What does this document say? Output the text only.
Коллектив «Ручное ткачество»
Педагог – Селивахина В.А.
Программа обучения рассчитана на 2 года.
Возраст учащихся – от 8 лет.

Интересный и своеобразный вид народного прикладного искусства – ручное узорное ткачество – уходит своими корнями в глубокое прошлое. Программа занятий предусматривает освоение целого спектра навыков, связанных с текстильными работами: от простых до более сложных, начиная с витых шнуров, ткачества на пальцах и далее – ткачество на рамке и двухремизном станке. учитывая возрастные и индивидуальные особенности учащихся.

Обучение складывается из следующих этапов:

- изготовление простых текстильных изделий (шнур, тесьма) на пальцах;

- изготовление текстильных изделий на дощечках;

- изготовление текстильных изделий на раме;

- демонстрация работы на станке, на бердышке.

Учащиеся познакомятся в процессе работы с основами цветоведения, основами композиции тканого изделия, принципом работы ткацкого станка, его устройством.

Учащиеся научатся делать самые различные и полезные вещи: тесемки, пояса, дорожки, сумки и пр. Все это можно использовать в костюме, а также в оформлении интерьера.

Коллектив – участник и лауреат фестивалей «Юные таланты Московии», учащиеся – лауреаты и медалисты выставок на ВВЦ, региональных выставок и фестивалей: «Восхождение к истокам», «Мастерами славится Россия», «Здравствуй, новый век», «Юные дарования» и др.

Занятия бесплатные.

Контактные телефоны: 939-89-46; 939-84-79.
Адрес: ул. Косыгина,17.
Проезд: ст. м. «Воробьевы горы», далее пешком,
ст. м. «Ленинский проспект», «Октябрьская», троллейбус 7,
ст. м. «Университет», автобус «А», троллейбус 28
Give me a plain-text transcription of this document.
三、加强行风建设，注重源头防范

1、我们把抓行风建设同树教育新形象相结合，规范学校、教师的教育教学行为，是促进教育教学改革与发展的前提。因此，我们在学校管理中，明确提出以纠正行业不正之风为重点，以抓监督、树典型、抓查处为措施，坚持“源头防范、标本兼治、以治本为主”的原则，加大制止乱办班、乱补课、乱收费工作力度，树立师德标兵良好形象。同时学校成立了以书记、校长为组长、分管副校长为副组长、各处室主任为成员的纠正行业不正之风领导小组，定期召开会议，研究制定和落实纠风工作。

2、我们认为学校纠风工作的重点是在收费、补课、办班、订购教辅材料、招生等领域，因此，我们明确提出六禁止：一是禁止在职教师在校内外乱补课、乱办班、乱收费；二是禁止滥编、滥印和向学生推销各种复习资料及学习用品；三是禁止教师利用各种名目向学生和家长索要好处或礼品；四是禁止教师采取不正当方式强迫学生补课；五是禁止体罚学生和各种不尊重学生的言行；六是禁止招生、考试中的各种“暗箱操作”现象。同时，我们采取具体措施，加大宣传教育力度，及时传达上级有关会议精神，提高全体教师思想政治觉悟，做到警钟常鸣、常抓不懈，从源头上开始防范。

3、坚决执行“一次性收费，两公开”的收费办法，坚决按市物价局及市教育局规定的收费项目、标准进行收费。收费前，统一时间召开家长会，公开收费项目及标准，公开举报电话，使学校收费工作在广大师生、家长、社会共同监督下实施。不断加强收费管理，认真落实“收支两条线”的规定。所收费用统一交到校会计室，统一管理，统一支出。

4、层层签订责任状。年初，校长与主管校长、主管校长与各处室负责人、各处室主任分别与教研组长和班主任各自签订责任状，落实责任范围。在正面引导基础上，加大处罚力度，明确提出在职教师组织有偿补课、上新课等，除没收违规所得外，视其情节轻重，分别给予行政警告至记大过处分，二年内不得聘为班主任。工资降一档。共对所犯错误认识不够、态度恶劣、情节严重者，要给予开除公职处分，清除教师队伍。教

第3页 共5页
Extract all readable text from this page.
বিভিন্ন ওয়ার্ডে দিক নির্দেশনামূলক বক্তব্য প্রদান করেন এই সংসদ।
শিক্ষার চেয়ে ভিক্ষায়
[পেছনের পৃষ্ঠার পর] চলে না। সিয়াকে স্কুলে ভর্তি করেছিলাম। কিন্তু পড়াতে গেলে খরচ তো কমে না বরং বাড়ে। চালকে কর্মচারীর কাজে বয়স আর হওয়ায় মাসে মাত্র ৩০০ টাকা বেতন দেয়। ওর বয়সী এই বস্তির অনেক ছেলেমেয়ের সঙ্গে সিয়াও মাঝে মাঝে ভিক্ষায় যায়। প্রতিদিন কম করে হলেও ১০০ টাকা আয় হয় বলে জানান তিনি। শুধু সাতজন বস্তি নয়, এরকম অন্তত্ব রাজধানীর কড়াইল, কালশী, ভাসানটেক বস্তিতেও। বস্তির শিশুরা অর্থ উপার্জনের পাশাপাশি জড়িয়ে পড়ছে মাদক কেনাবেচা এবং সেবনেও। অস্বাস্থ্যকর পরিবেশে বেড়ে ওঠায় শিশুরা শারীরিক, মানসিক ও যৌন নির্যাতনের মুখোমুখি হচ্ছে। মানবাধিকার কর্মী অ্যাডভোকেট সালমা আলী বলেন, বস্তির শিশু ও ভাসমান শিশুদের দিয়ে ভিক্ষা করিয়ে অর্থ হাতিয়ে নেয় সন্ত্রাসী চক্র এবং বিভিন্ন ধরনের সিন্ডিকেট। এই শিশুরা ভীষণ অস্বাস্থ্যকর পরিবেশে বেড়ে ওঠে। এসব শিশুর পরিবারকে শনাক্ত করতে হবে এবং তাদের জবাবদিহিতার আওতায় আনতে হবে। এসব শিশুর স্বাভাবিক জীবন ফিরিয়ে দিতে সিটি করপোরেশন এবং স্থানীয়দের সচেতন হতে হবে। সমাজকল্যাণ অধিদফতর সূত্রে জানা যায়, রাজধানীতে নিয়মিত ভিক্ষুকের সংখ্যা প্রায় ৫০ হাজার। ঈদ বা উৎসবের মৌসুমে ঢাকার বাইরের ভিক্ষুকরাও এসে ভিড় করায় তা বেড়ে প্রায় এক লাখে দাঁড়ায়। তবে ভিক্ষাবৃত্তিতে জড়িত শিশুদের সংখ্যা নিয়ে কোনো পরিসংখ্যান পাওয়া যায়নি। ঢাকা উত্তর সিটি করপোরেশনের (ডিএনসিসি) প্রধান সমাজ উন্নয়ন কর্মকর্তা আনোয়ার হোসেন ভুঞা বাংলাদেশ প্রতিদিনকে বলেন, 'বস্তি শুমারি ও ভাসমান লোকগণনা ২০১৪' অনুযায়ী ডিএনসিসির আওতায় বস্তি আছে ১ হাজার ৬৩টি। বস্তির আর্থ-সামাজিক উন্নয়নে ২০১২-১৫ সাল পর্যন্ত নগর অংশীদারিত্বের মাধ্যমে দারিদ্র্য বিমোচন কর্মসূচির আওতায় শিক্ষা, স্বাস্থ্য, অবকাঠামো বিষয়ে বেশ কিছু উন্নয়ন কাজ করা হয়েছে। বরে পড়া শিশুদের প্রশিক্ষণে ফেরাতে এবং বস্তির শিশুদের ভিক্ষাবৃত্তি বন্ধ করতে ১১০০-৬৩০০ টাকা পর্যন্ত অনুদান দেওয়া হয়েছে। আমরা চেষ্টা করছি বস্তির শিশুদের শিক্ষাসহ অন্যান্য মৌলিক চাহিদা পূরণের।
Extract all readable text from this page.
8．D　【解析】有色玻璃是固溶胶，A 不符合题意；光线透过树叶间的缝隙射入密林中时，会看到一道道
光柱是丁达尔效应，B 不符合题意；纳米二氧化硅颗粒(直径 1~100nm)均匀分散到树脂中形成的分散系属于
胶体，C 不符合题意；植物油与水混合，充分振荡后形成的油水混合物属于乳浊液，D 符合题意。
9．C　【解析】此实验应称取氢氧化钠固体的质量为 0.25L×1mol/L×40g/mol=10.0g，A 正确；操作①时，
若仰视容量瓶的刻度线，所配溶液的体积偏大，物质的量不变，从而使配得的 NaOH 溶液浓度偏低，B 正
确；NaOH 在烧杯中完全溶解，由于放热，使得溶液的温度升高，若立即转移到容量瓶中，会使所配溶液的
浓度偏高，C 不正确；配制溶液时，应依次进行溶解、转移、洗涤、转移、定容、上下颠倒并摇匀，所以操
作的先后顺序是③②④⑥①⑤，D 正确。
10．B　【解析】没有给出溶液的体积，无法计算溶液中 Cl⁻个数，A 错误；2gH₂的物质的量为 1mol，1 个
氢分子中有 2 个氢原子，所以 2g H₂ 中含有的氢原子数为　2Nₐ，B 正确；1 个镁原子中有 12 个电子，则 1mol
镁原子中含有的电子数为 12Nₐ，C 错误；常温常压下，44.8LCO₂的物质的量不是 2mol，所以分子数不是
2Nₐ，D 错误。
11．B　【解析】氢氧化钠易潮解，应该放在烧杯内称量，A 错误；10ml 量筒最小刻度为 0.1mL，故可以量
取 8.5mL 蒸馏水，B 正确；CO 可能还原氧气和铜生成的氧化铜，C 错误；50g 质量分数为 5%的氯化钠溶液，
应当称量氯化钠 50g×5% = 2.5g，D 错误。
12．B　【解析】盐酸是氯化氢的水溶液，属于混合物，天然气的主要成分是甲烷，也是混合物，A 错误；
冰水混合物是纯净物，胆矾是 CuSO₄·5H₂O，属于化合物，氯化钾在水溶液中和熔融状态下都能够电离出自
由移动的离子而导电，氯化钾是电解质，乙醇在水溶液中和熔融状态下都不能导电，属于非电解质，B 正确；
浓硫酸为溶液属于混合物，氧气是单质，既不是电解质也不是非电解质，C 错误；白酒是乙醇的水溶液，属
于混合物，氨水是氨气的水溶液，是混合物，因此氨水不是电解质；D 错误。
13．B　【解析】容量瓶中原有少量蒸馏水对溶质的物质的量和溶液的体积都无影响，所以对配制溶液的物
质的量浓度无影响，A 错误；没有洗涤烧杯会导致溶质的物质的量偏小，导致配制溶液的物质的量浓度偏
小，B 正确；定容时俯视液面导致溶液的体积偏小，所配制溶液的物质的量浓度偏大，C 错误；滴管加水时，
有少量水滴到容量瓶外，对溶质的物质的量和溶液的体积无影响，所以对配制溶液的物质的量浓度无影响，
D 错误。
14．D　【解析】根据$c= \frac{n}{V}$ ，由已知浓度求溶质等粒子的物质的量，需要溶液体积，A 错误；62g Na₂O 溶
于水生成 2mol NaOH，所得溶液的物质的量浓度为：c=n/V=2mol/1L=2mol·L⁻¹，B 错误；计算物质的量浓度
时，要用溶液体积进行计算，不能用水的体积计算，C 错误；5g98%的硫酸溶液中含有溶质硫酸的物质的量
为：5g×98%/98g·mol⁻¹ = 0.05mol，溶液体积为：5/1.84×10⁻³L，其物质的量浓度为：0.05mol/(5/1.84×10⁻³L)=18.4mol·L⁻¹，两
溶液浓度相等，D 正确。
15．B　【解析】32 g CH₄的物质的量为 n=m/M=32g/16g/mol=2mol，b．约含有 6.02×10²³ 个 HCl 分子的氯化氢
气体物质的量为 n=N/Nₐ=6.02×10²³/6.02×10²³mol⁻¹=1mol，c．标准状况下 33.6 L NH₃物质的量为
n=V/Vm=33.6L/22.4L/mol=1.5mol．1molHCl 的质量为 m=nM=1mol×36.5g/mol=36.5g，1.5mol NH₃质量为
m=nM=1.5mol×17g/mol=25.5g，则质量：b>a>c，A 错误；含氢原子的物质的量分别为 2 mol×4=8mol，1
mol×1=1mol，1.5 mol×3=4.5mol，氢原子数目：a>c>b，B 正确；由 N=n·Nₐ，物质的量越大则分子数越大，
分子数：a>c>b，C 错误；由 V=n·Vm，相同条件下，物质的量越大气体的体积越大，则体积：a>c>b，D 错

**Work to complete**
In the material above, find the lines that contain "изготовление" and show them.

**Task answer**
- изготовление простых текстильных изделий (шнур, тесьма) на пальцах;
- изготовление текстильных изделий на дощечках;
- изготовление текстильных изделий на раме;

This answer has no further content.